# WHAT TO DO
Pull out each line of the data that includes the word "title".

# SOURCE DATA
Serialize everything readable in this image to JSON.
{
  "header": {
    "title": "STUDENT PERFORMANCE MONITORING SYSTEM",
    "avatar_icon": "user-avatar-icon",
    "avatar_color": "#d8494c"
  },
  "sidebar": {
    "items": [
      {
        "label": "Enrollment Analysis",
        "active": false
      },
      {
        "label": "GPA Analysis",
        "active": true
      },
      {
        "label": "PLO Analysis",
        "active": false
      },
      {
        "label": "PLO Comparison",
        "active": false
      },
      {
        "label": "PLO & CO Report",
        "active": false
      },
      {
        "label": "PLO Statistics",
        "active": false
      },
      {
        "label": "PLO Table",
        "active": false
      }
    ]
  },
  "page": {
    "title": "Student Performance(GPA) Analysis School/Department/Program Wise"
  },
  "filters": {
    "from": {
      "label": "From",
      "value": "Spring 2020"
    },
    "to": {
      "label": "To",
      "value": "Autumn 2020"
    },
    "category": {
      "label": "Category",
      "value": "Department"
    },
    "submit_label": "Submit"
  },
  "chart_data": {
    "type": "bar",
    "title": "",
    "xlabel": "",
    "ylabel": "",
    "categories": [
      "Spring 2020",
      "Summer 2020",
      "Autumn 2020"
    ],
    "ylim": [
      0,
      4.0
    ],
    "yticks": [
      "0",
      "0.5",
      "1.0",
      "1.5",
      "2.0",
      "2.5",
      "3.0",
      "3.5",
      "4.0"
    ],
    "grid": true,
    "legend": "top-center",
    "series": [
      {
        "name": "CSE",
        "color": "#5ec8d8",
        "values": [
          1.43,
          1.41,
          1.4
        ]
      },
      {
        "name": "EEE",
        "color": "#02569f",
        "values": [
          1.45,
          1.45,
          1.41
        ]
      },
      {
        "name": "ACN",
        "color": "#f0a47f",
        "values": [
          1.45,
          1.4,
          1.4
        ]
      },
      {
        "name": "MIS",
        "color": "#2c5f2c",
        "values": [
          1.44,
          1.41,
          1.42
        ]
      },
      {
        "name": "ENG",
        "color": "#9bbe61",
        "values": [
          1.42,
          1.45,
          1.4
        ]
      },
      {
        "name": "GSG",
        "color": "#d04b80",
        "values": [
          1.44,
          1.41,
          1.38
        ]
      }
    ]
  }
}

# RESULT BELOW
    "title": "STUDENT PERFORMANCE MONITORING SYSTEM",
    "title": "Student Performance(GPA) Analysis School/Department/Program Wise"
    "title": "",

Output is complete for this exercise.